▶ **Work to do**
Could you copy out, word for word, everything from the first line of the records below down to and including the line that contains "materials-section[interactable]: + Materials"?

▶ **Records for this task**
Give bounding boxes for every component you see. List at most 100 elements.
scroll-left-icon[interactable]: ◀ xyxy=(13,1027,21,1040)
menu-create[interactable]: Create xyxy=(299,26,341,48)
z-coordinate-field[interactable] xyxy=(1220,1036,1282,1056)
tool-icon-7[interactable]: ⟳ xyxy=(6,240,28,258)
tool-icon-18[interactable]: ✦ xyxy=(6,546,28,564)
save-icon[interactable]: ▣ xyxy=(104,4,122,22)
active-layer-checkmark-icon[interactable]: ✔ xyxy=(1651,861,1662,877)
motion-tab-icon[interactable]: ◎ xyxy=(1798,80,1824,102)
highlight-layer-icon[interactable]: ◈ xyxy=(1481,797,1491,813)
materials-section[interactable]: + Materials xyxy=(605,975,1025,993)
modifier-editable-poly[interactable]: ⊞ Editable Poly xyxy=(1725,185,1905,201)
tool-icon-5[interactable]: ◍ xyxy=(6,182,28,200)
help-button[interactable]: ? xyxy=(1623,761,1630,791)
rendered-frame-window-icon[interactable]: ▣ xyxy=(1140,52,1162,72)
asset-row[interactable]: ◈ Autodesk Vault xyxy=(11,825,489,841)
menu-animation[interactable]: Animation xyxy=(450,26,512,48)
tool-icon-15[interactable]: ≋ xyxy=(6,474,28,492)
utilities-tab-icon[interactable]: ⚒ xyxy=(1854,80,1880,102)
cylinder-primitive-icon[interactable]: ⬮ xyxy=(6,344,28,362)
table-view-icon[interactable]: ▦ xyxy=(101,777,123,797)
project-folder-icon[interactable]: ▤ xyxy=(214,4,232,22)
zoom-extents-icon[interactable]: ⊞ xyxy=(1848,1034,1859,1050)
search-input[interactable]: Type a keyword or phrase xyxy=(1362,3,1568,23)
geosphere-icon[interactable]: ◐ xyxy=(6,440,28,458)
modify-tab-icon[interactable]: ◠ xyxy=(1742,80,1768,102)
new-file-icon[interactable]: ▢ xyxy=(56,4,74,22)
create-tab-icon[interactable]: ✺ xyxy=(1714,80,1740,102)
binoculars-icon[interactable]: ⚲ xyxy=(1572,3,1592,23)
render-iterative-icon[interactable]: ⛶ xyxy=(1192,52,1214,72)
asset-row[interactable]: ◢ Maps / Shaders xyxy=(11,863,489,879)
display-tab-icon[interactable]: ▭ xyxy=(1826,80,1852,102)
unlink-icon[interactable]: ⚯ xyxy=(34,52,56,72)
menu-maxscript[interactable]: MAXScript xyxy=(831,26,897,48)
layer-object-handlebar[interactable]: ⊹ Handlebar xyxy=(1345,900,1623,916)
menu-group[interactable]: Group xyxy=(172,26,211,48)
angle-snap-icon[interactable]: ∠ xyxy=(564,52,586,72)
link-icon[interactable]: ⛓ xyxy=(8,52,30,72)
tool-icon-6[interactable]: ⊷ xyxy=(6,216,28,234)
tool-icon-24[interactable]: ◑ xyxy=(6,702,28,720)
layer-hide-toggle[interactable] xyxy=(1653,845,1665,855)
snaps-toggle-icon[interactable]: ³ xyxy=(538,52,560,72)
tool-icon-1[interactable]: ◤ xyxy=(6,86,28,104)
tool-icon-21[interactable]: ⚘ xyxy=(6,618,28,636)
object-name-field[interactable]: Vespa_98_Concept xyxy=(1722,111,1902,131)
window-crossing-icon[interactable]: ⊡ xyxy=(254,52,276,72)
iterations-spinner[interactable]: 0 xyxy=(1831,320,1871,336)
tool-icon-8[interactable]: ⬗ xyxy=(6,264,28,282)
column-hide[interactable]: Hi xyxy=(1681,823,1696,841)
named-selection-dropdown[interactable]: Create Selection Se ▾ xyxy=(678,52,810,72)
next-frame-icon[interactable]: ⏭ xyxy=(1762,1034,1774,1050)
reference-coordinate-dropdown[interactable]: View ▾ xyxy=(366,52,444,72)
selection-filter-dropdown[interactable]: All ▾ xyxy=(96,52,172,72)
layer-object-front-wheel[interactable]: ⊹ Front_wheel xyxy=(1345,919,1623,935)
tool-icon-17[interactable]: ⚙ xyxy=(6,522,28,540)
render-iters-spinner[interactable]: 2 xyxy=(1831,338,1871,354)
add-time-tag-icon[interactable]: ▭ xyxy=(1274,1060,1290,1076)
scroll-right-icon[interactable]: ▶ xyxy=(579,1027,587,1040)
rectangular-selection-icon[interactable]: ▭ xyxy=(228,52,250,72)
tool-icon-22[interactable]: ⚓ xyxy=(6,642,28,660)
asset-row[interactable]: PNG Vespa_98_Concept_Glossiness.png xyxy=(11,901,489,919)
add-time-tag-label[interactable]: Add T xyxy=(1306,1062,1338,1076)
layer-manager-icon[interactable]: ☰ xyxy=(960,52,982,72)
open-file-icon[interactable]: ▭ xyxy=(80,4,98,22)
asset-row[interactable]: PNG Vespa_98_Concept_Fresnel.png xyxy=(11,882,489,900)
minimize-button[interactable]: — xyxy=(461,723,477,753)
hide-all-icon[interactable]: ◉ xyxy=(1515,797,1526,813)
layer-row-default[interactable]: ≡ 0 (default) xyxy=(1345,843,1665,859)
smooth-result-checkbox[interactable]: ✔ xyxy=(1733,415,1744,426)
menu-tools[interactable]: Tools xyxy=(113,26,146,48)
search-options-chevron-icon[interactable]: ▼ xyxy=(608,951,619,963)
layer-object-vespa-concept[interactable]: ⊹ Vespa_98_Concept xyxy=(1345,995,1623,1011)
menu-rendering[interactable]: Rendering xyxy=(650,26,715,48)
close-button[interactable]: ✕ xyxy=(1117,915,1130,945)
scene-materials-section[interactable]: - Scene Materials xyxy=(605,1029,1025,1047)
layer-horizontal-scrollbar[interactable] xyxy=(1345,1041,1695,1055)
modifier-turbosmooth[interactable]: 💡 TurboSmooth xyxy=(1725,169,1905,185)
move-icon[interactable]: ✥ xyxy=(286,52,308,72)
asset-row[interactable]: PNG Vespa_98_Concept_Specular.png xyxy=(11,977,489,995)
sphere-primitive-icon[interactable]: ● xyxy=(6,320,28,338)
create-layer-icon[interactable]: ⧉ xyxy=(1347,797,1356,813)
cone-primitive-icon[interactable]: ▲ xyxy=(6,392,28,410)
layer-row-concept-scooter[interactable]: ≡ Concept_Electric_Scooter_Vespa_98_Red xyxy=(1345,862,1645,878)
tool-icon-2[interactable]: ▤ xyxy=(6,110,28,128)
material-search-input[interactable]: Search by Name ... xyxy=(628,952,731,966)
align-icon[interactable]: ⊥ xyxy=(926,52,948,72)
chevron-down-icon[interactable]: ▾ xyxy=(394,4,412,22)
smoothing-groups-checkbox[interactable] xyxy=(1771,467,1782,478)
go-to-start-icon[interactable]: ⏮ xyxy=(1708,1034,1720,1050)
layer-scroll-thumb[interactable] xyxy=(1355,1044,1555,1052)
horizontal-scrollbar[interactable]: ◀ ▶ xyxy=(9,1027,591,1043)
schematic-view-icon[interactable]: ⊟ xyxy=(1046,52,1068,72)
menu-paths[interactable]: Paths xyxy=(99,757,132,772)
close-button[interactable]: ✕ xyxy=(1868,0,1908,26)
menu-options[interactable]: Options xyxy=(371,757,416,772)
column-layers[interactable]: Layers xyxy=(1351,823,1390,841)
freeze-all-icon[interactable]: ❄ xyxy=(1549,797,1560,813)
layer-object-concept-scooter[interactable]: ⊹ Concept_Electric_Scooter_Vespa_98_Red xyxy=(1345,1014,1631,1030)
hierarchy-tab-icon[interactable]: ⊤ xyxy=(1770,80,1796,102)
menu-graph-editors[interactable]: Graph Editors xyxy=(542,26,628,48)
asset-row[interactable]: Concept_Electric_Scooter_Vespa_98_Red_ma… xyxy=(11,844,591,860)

▶ **The reply**
Give bounding boxes for every component you see. List at most 100 elements.
scroll-left-icon[interactable]: ◀ xyxy=(13,1027,21,1040)
menu-create[interactable]: Create xyxy=(299,26,341,48)
z-coordinate-field[interactable] xyxy=(1220,1036,1282,1056)
tool-icon-7[interactable]: ⟳ xyxy=(6,240,28,258)
tool-icon-18[interactable]: ✦ xyxy=(6,546,28,564)
save-icon[interactable]: ▣ xyxy=(104,4,122,22)
active-layer-checkmark-icon[interactable]: ✔ xyxy=(1651,861,1662,877)
motion-tab-icon[interactable]: ◎ xyxy=(1798,80,1824,102)
highlight-layer-icon[interactable]: ◈ xyxy=(1481,797,1491,813)
materials-section[interactable]: + Materials xyxy=(605,975,1025,993)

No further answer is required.